PROBLEM DESCRIPTION:
Where a line holds "макадамии", copy it.

THE DATA:
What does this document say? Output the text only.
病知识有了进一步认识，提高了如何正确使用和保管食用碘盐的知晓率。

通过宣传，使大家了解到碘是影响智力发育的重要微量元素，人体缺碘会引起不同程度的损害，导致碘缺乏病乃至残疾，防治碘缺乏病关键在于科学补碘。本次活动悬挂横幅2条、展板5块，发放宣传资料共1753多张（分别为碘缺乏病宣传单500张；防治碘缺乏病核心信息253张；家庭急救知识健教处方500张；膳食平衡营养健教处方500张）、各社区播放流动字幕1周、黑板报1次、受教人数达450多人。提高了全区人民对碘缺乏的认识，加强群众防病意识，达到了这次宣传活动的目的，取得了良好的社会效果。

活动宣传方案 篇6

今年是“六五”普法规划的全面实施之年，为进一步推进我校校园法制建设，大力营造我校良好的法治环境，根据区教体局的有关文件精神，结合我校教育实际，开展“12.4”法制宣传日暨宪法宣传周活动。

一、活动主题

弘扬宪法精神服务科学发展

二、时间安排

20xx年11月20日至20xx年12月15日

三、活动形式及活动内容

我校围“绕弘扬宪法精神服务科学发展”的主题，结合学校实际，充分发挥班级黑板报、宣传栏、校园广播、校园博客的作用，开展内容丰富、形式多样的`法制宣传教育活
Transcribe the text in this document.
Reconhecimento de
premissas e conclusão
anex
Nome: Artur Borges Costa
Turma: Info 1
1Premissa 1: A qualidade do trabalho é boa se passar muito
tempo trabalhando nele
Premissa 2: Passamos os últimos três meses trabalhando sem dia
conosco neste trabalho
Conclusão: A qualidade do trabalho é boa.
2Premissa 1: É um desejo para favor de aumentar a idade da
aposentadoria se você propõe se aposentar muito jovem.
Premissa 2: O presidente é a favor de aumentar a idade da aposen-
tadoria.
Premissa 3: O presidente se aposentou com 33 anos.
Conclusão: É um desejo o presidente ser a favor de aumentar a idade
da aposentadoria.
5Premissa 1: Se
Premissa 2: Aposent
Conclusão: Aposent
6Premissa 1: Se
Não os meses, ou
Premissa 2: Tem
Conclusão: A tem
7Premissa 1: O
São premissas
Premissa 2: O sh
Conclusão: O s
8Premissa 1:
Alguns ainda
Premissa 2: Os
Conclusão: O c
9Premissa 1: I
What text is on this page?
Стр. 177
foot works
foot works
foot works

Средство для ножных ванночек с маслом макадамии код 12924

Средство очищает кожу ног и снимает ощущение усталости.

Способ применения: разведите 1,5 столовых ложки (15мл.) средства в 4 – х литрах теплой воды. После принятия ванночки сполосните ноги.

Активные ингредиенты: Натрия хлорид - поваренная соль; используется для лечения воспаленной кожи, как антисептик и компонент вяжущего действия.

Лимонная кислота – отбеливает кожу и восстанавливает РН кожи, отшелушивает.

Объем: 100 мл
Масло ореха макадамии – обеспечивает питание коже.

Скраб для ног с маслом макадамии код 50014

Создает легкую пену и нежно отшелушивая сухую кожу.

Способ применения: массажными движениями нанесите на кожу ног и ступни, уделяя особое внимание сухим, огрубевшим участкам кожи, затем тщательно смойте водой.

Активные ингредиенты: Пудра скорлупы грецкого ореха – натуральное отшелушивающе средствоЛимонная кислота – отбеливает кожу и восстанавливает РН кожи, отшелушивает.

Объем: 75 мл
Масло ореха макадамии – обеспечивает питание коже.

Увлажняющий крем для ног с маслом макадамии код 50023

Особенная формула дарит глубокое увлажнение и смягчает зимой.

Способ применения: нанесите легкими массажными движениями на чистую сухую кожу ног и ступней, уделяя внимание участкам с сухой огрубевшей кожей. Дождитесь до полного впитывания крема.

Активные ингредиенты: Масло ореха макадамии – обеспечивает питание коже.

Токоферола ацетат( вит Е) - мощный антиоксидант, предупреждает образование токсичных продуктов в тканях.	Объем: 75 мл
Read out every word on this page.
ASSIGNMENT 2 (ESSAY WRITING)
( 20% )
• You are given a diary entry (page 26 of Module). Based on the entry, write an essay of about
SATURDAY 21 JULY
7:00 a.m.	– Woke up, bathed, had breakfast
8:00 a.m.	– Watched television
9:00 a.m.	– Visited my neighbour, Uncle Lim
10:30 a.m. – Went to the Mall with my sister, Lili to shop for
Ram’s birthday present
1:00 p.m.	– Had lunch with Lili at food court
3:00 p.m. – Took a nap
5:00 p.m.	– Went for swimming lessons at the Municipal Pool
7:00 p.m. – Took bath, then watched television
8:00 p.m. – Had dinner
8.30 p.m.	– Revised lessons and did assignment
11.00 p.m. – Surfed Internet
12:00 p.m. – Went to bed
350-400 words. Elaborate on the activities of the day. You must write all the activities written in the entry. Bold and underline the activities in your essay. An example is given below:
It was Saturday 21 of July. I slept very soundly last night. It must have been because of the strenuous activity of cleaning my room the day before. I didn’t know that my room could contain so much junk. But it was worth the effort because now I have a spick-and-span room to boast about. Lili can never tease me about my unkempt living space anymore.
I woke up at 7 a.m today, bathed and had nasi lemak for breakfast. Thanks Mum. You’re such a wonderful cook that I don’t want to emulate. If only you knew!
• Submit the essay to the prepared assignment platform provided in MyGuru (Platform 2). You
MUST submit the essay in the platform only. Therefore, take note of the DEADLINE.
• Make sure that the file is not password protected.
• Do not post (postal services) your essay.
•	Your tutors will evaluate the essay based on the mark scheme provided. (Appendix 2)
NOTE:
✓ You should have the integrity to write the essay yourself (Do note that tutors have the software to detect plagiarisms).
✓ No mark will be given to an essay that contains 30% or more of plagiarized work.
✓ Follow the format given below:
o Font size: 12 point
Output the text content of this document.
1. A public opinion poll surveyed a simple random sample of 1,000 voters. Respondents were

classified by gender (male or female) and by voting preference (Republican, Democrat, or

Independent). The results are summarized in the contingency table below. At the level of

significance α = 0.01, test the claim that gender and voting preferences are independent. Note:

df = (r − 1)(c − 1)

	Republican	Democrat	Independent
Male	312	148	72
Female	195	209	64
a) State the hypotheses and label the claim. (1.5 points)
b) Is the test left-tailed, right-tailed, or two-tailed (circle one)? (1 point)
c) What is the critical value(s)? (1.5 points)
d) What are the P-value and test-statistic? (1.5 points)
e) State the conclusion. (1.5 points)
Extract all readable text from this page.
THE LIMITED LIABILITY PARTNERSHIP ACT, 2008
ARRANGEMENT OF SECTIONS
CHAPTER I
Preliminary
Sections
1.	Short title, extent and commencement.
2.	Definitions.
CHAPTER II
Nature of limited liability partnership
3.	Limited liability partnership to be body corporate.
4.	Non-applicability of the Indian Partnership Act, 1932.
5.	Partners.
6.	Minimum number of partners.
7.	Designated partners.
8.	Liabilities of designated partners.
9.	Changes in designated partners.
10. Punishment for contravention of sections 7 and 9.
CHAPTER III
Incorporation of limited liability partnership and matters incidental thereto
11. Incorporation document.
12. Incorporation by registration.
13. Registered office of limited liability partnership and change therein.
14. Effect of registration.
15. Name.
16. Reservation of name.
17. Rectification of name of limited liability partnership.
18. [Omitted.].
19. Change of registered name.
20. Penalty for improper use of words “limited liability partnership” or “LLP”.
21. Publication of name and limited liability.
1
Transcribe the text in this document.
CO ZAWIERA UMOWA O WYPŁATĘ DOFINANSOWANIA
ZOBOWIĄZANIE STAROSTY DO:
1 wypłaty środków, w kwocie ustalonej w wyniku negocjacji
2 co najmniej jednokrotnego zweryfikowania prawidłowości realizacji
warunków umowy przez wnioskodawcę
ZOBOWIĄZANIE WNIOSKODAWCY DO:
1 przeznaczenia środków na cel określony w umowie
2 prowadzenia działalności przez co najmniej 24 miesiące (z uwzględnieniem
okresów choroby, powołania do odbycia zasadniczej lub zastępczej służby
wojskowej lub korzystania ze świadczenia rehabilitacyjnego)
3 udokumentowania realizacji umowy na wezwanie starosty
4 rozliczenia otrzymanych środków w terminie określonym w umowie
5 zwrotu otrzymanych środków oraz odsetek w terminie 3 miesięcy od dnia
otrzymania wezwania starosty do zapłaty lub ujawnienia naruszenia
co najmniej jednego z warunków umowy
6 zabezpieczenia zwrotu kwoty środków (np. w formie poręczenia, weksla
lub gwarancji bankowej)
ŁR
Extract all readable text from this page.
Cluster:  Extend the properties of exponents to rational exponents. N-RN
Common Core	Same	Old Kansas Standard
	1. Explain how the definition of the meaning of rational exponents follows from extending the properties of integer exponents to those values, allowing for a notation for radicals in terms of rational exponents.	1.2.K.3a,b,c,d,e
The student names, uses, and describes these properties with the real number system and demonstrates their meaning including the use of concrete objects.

WRITTEN ANSWER:
Средство для ножных ванночек с маслом макадамии код 12924
Масло ореха макадамии – обеспечивает питание коже.
Скраб для ног с маслом макадамии код 50014
Масло ореха макадамии – обеспечивает питание коже.
Увлажняющий крем для ног с маслом макадамии код 50023
Активные ингредиенты: Масло ореха макадамии – обеспечивает питание коже.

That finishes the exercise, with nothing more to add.